◆ **Stated problem**
Go through the material below and count the lines with the string "icon"; the number is the whole answer.

[Stored data entries]
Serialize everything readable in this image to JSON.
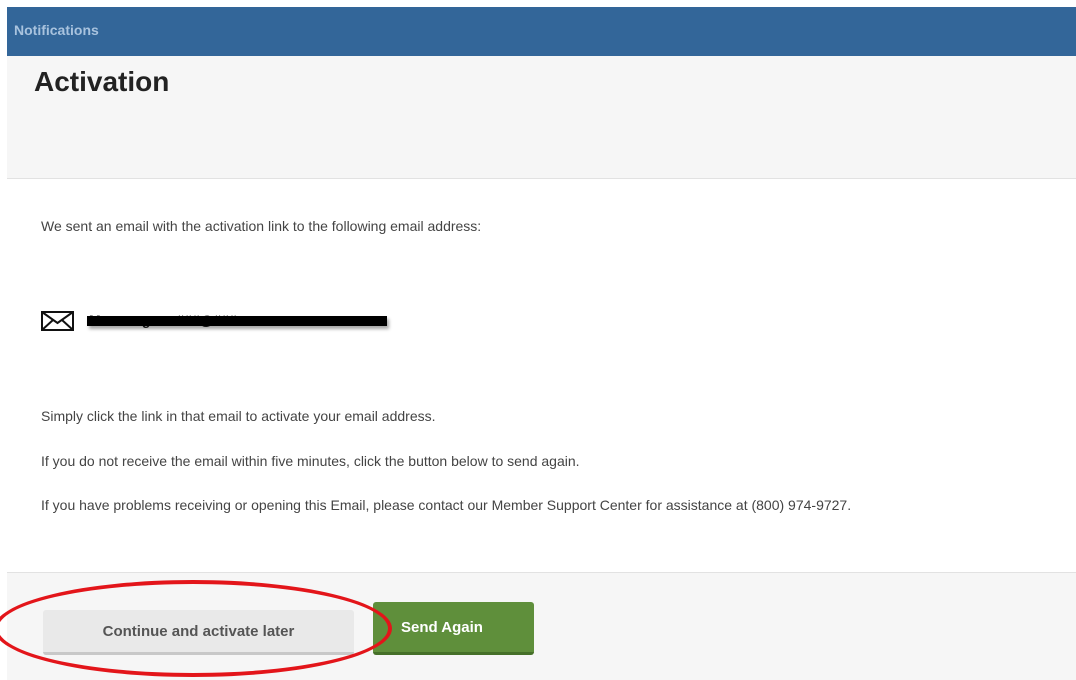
{
  "topbar": {
    "title": "Notifications"
  },
  "header": {
    "title": "Activation"
  },
  "main": {
    "intro": "We sent an email with the activation link to the following email address:",
    "email": {
      "icon": "envelope-icon",
      "address": "Mammogram###@###.com"
    },
    "paragraphs": [
      "Simply click the link in that email to activate your email address.",
      "If you do not receive the email within five minutes, click the button below to send again.",
      "If you have problems receiving or opening this Email, please contact our Member Support Center for assistance at (800) 974-9727."
    ]
  },
  "footer": {
    "continue_label": "Continue and activate later",
    "send_again_label": "Send Again"
  },
  "colors": {
    "topbar": "#336699",
    "send_button": "#5f8f3b",
    "annotation": "#e3151a"
  }
}
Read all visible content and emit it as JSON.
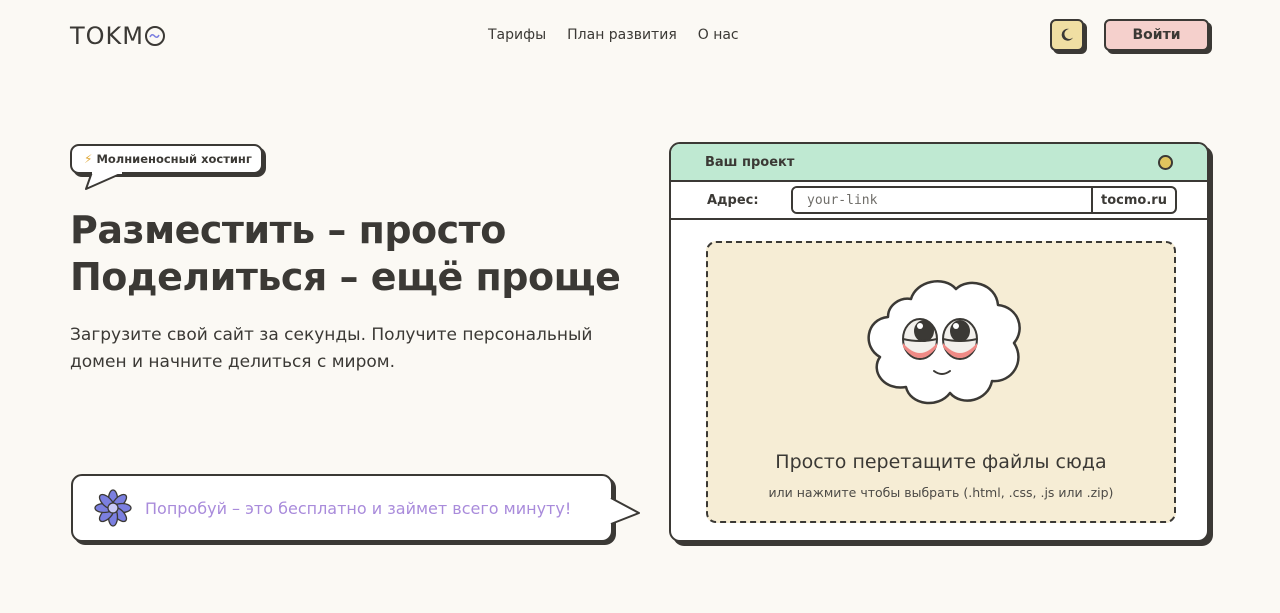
{
  "header": {
    "logo_text": "TOKM",
    "nav": [
      "Тарифы",
      "План развития",
      "О нас"
    ],
    "theme_icon": "moon-icon",
    "login_label": "Войти"
  },
  "hero": {
    "badge_icon": "lightning-icon",
    "badge_text": "Молниеносный хостинг",
    "title_line1": "Разместить – просто",
    "title_line2": "Поделиться – ещё проще",
    "subtitle": "Загрузите свой сайт за секунды. Получите персональный домен и начните делиться с миром.",
    "cta_icon": "flower-icon",
    "cta_text": "Попробуй – это бесплатно и займет всего минуту!"
  },
  "uploader": {
    "window_title": "Ваш проект",
    "address_label": "Адрес:",
    "address_value": "your-link",
    "domain": "tocmo.ru",
    "drop_title": "Просто перетащите файлы сюда",
    "drop_hint": "или нажмите чтобы выбрать (.html, .css, .js или .zip)",
    "mascot_icon": "cloud-mascot-icon"
  },
  "colors": {
    "background": "#fbf9f4",
    "ink": "#3b3935",
    "login_bg": "#f5d0cc",
    "theme_bg": "#f0dfa3",
    "card_header": "#bfe9d2",
    "dropzone": "#f6edd5",
    "cta_text": "#a98bdb",
    "flower": "#7b7fe0"
  }
}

◆ **Exercise response**
5